** EXERCISE OBJECTIVE **
Provide only the number of lines where "dark" occurs.

** DATA TO USE **

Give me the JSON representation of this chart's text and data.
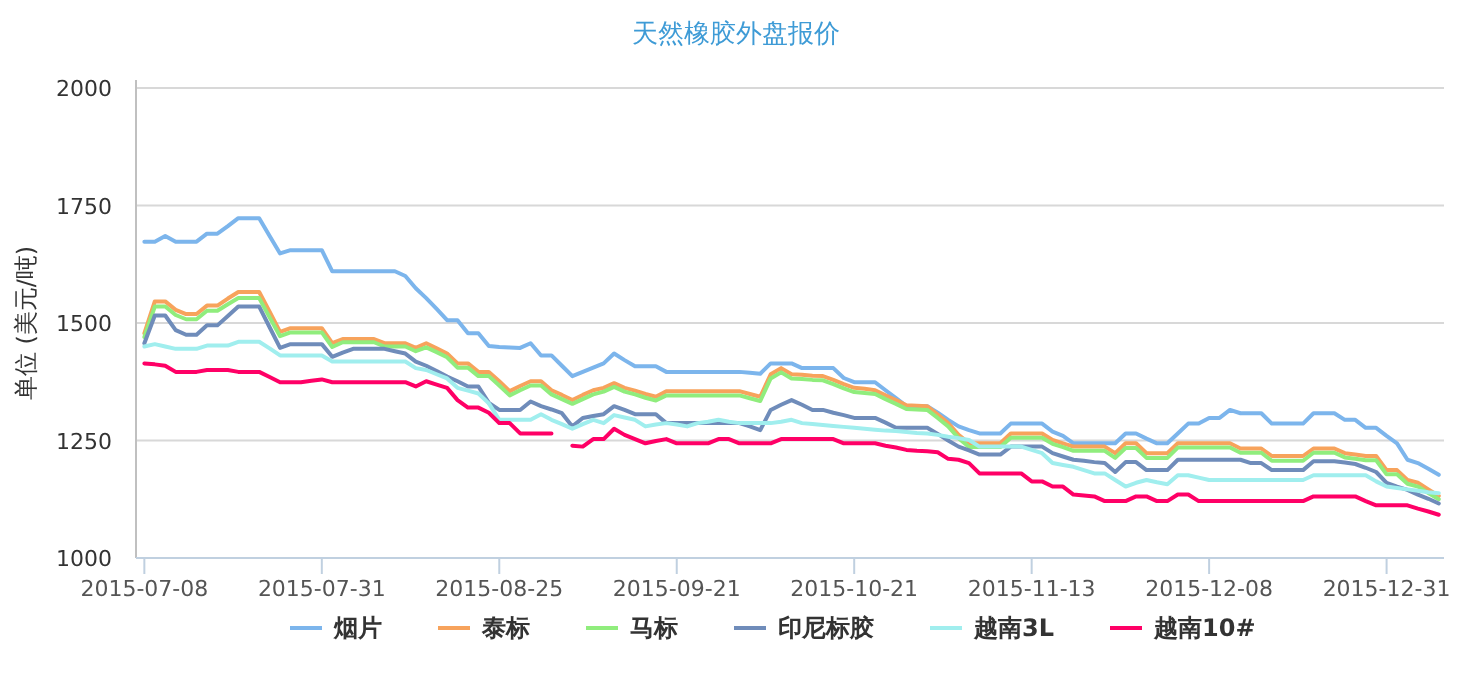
{
  "chart_data": {
    "type": "line",
    "title": "天然橡胶外盘报价",
    "ylabel": "单位 (美元/吨)",
    "ylim": [
      1000,
      2000
    ],
    "yticks": [
      1000,
      1250,
      1500,
      1750,
      2000
    ],
    "categories": [
      "2015-07-08",
      null,
      null,
      null,
      null,
      null,
      null,
      null,
      null,
      null,
      null,
      null,
      null,
      null,
      null,
      null,
      null,
      "2015-07-31",
      null,
      null,
      null,
      null,
      null,
      null,
      null,
      null,
      null,
      null,
      null,
      null,
      null,
      null,
      null,
      null,
      "2015-08-25",
      null,
      null,
      null,
      null,
      null,
      null,
      null,
      null,
      null,
      null,
      null,
      null,
      null,
      null,
      null,
      null,
      "2015-09-21",
      null,
      null,
      null,
      null,
      null,
      null,
      null,
      null,
      null,
      null,
      null,
      null,
      null,
      null,
      null,
      null,
      "2015-10-21",
      null,
      null,
      null,
      null,
      null,
      null,
      null,
      null,
      null,
      null,
      null,
      null,
      null,
      null,
      null,
      null,
      "2015-11-13",
      null,
      null,
      null,
      null,
      null,
      null,
      null,
      null,
      null,
      null,
      null,
      null,
      null,
      null,
      null,
      null,
      "2015-12-08",
      null,
      null,
      null,
      null,
      null,
      null,
      null,
      null,
      null,
      null,
      null,
      null,
      null,
      null,
      null,
      null,
      "2015-12-31",
      null,
      null,
      null,
      null,
      null
    ],
    "grid": "y",
    "legend": "bottom",
    "series": [
      {
        "name": "烟片",
        "color": "#7cb5ec",
        "values": [
          1673,
          1673,
          1685,
          1673,
          1673,
          1673,
          1690,
          1690,
          1706,
          1723,
          1723,
          1723,
          1685,
          1648,
          1655,
          1655,
          1655,
          1655,
          1610,
          1610,
          1610,
          1610,
          1610,
          1610,
          1610,
          1600,
          1574,
          1553,
          1530,
          1506,
          1506,
          1478,
          1478,
          1451,
          1449,
          1448,
          1447,
          1457,
          1431,
          1431,
          1409,
          1387,
          1396,
          1405,
          1414,
          1435,
          1421,
          1408,
          1408,
          1408,
          1396,
          1396,
          1396,
          1396,
          1396,
          1396,
          1396,
          1396,
          1394,
          1392,
          1414,
          1414,
          1414,
          1404,
          1404,
          1404,
          1404,
          1383,
          1374,
          1374,
          1374,
          1357,
          1340,
          1323,
          1323,
          1323,
          1309,
          1294,
          1280,
          1272,
          1265,
          1265,
          1265,
          1286,
          1286,
          1286,
          1286,
          1269,
          1260,
          1244,
          1244,
          1244,
          1244,
          1244,
          1265,
          1265,
          1254,
          1244,
          1244,
          1265,
          1286,
          1286,
          1298,
          1298,
          1315,
          1308,
          1308,
          1308,
          1286,
          1286,
          1286,
          1286,
          1308,
          1308,
          1308,
          1294,
          1294,
          1277,
          1277,
          1260,
          1244,
          1209,
          1202,
          1190,
          1177
        ]
      },
      {
        "name": "泰标",
        "color": "#f7a35c",
        "values": [
          1478,
          1546,
          1546,
          1528,
          1519,
          1519,
          1537,
          1537,
          1552,
          1566,
          1566,
          1566,
          1524,
          1481,
          1489,
          1489,
          1489,
          1489,
          1457,
          1466,
          1466,
          1466,
          1466,
          1457,
          1457,
          1457,
          1447,
          1457,
          1446,
          1435,
          1414,
          1414,
          1396,
          1396,
          1376,
          1355,
          1366,
          1376,
          1376,
          1357,
          1347,
          1336,
          1347,
          1357,
          1362,
          1372,
          1362,
          1356,
          1349,
          1343,
          1355,
          1355,
          1355,
          1355,
          1355,
          1355,
          1355,
          1355,
          1349,
          1343,
          1391,
          1404,
          1391,
          1390,
          1388,
          1387,
          1379,
          1370,
          1362,
          1360,
          1357,
          1346,
          1336,
          1325,
          1324,
          1323,
          1305,
          1287,
          1262,
          1244,
          1244,
          1244,
          1244,
          1265,
          1265,
          1265,
          1265,
          1251,
          1244,
          1237,
          1237,
          1237,
          1237,
          1223,
          1244,
          1244,
          1223,
          1223,
          1223,
          1244,
          1244,
          1244,
          1244,
          1244,
          1244,
          1233,
          1233,
          1233,
          1217,
          1217,
          1217,
          1217,
          1233,
          1233,
          1233,
          1223,
          1220,
          1217,
          1217,
          1187,
          1187,
          1166,
          1160,
          1146,
          1132
        ]
      },
      {
        "name": "马标",
        "color": "#90ed7d",
        "values": [
          1470,
          1535,
          1535,
          1517,
          1508,
          1508,
          1526,
          1526,
          1540,
          1553,
          1553,
          1553,
          1512,
          1472,
          1480,
          1480,
          1480,
          1480,
          1449,
          1459,
          1459,
          1459,
          1459,
          1450,
          1450,
          1450,
          1440,
          1448,
          1438,
          1427,
          1405,
          1405,
          1387,
          1387,
          1367,
          1346,
          1357,
          1367,
          1367,
          1348,
          1338,
          1328,
          1338,
          1348,
          1354,
          1364,
          1354,
          1348,
          1341,
          1335,
          1346,
          1346,
          1346,
          1346,
          1346,
          1346,
          1346,
          1346,
          1340,
          1334,
          1382,
          1395,
          1382,
          1381,
          1379,
          1378,
          1370,
          1361,
          1353,
          1351,
          1349,
          1338,
          1328,
          1317,
          1316,
          1315,
          1298,
          1280,
          1255,
          1236,
          1236,
          1236,
          1236,
          1256,
          1256,
          1256,
          1256,
          1243,
          1236,
          1228,
          1228,
          1228,
          1228,
          1213,
          1234,
          1234,
          1213,
          1213,
          1213,
          1235,
          1235,
          1235,
          1235,
          1235,
          1235,
          1224,
          1224,
          1224,
          1207,
          1207,
          1207,
          1207,
          1224,
          1224,
          1224,
          1214,
          1211,
          1208,
          1208,
          1178,
          1178,
          1158,
          1152,
          1138,
          1125
        ]
      },
      {
        "name": "印尼标胶",
        "color": "#6f8cba",
        "values": [
          1457,
          1516,
          1516,
          1485,
          1475,
          1475,
          1495,
          1495,
          1515,
          1535,
          1535,
          1535,
          1491,
          1447,
          1455,
          1455,
          1455,
          1455,
          1428,
          1437,
          1445,
          1445,
          1445,
          1445,
          1440,
          1435,
          1418,
          1409,
          1398,
          1386,
          1376,
          1365,
          1365,
          1330,
          1315,
          1315,
          1315,
          1333,
          1323,
          1316,
          1308,
          1280,
          1298,
          1302,
          1306,
          1323,
          1315,
          1306,
          1306,
          1306,
          1287,
          1287,
          1287,
          1287,
          1287,
          1287,
          1287,
          1287,
          1280,
          1272,
          1315,
          1326,
          1336,
          1326,
          1315,
          1315,
          1309,
          1304,
          1298,
          1298,
          1298,
          1288,
          1277,
          1277,
          1277,
          1277,
          1264,
          1250,
          1237,
          1229,
          1220,
          1220,
          1220,
          1237,
          1237,
          1237,
          1237,
          1223,
          1216,
          1209,
          1207,
          1204,
          1202,
          1183,
          1204,
          1204,
          1187,
          1187,
          1187,
          1209,
          1209,
          1209,
          1209,
          1209,
          1209,
          1209,
          1202,
          1202,
          1187,
          1187,
          1187,
          1187,
          1206,
          1206,
          1206,
          1203,
          1200,
          1192,
          1183,
          1160,
          1152,
          1145,
          1135,
          1126,
          1116
        ]
      },
      {
        "name": "越南3L",
        "color": "#a0eeee",
        "values": [
          1450,
          1455,
          1450,
          1445,
          1445,
          1445,
          1452,
          1452,
          1452,
          1460,
          1460,
          1460,
          1446,
          1431,
          1431,
          1431,
          1431,
          1431,
          1418,
          1418,
          1418,
          1418,
          1418,
          1418,
          1418,
          1418,
          1404,
          1400,
          1391,
          1382,
          1362,
          1356,
          1350,
          1329,
          1294,
          1294,
          1294,
          1294,
          1306,
          1294,
          1285,
          1275,
          1285,
          1294,
          1287,
          1304,
          1299,
          1294,
          1280,
          1284,
          1287,
          1284,
          1280,
          1287,
          1290,
          1294,
          1290,
          1287,
          1287,
          1287,
          1287,
          1290,
          1294,
          1287,
          1285,
          1283,
          1281,
          1279,
          1277,
          1275,
          1273,
          1271,
          1270,
          1268,
          1266,
          1265,
          1262,
          1258,
          1255,
          1251,
          1237,
          1237,
          1237,
          1237,
          1237,
          1230,
          1223,
          1202,
          1198,
          1194,
          1187,
          1180,
          1180,
          1166,
          1152,
          1160,
          1166,
          1161,
          1157,
          1176,
          1176,
          1171,
          1166,
          1166,
          1166,
          1166,
          1166,
          1166,
          1166,
          1166,
          1166,
          1166,
          1176,
          1176,
          1176,
          1176,
          1176,
          1176,
          1163,
          1152,
          1149,
          1146,
          1143,
          1140,
          1138
        ]
      },
      {
        "name": "越南10#",
        "color": "#ff0066",
        "values": [
          1414,
          1412,
          1409,
          1396,
          1396,
          1396,
          1400,
          1400,
          1400,
          1396,
          1396,
          1396,
          1385,
          1374,
          1374,
          1374,
          1377,
          1380,
          1374,
          1374,
          1374,
          1374,
          1374,
          1374,
          1374,
          1374,
          1365,
          1376,
          1369,
          1362,
          1336,
          1320,
          1320,
          1309,
          1287,
          1287,
          1265,
          1265,
          1265,
          1265,
          null,
          1239,
          1237,
          1253,
          1253,
          1275,
          1262,
          1253,
          1244,
          1249,
          1253,
          1244,
          1244,
          1244,
          1244,
          1253,
          1253,
          1244,
          1244,
          1244,
          1244,
          1253,
          1253,
          1253,
          1253,
          1253,
          1253,
          1244,
          1244,
          1244,
          1244,
          1239,
          1235,
          1230,
          1228,
          1227,
          1225,
          1211,
          1209,
          1202,
          1180,
          1180,
          1180,
          1180,
          1180,
          1163,
          1163,
          1152,
          1152,
          1135,
          1133,
          1131,
          1121,
          1121,
          1121,
          1131,
          1131,
          1121,
          1121,
          1135,
          1135,
          1121,
          1121,
          1121,
          1121,
          1121,
          1121,
          1121,
          1121,
          1121,
          1121,
          1121,
          1131,
          1131,
          1131,
          1131,
          1131,
          1121,
          1112,
          1112,
          1112,
          1112,
          1105,
          1099,
          1092
        ]
      }
    ]
  }
}
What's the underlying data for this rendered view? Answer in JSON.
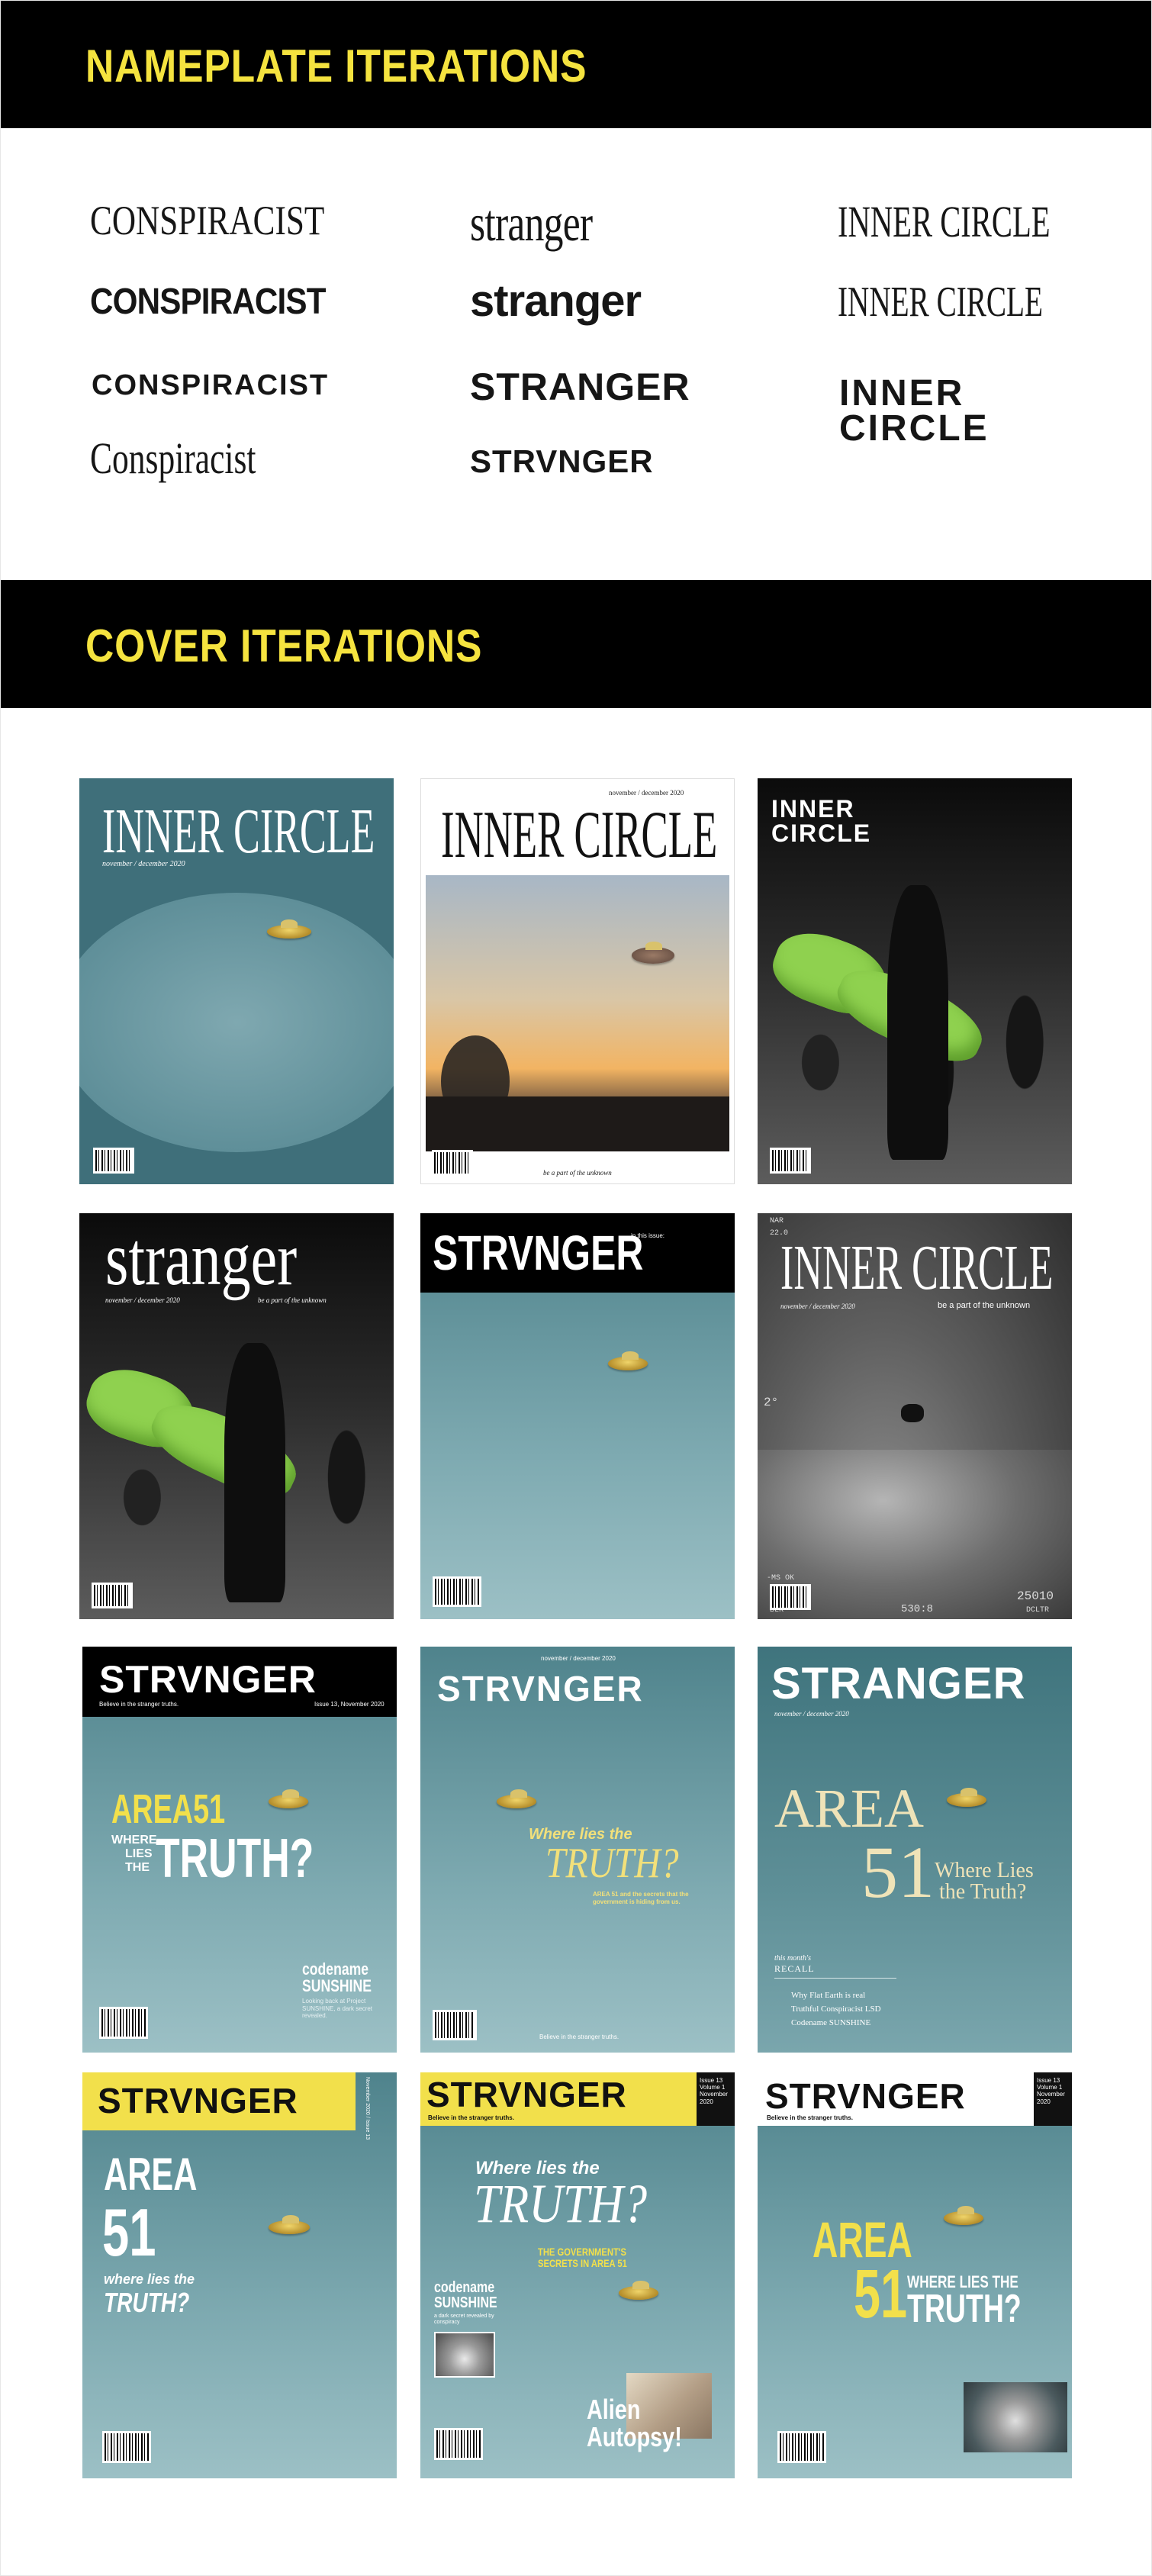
{
  "sections": {
    "nameplate_title": "NAMEPLATE ITERATIONS",
    "cover_title": "COVER ITERATIONS"
  },
  "nameplates": {
    "conspiracist": [
      "CONSPIRACIST",
      "CONSPIRACIST",
      "CONSPIRACIST",
      "Conspiracist"
    ],
    "stranger": [
      "stranger",
      "stranger",
      "STRANGER",
      "STRVNGER"
    ],
    "inner_circle": [
      "INNER CIRCLE",
      "INNER CIRCLE",
      "INNER",
      "CIRCLE"
    ]
  },
  "covers": {
    "c1": {
      "title": "INNER CIRCLE",
      "date": "november / december 2020"
    },
    "c2": {
      "title": "INNER CIRCLE",
      "date": "november / december 2020",
      "tagline": "be a part of the unknown"
    },
    "c3": {
      "title_1": "INNER",
      "title_2": "CIRCLE"
    },
    "c4": {
      "title": "stranger",
      "date": "november / december 2020",
      "tagline": "be a part of the unknown"
    },
    "c5": {
      "title": "STRVNGER",
      "side": "in this issue:"
    },
    "c6": {
      "title": "INNER CIRCLE",
      "date": "november / december 2020",
      "tagline": "be a part of the unknown",
      "hud": [
        "NAR",
        "22.0",
        "2°",
        "25010",
        "-MS OK",
        "530:8",
        "BLK",
        "DCLTR"
      ]
    },
    "c7": {
      "title": "STRVNGER",
      "sub_left": "Believe in the stranger truths.",
      "sub_right": "Issue 13, November 2020",
      "area": "AREA51",
      "where": "WHERE",
      "lies": "LIES",
      "the": "THE",
      "truth": "TRUTH?",
      "code": "codename",
      "sunshine": "SUNSHINE",
      "blurb": "Looking back at Project SUNSHINE, a dark secret revealed."
    },
    "c8": {
      "date": "november / december 2020",
      "title": "STRVNGER",
      "where": "Where lies the",
      "truth": "TRUTH?",
      "blurb": "AREA 51 and the secrets that the government is hiding from us.",
      "footer": "Believe in the stranger truths."
    },
    "c9": {
      "title": "STRANGER",
      "date": "november / december 2020",
      "area": "AREA",
      "num": "51",
      "wl": "Where Lies",
      "tt": "the Truth?",
      "recall_1": "this month's",
      "recall_2": "RECALL",
      "items": [
        "Why Flat Earth is real",
        "Truthful Conspiracist LSD",
        "Codename SUNSHINE"
      ]
    },
    "c10": {
      "title": "STRVNGER",
      "side": "November 2020 / Issue 13",
      "area": "AREA",
      "num": "51",
      "wl": "where lies the",
      "truth": "TRUTH?"
    },
    "c11": {
      "title": "STRVNGER",
      "sub": "Believe in the stranger truths.",
      "issue": "Issue 13 Volume 1 November 2020",
      "where": "Where lies the",
      "truth": "TRUTH?",
      "gov": "THE GOVERNMENT'S SECRETS IN AREA 51",
      "code": "codename",
      "sunshine": "SUNSHINE",
      "blurb": "a dark secret revealed by conspiracy",
      "alien": "Alien",
      "autopsy": "Autopsy!"
    },
    "c12": {
      "title": "STRVNGER",
      "sub": "Believe in the stranger truths.",
      "issue": "Issue 13 Volume 1 November 2020",
      "area": "AREA",
      "num": "51",
      "wlt": "WHERE LIES THE",
      "truth": "TRUTH?"
    }
  }
}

** TASK RESPONSE **
2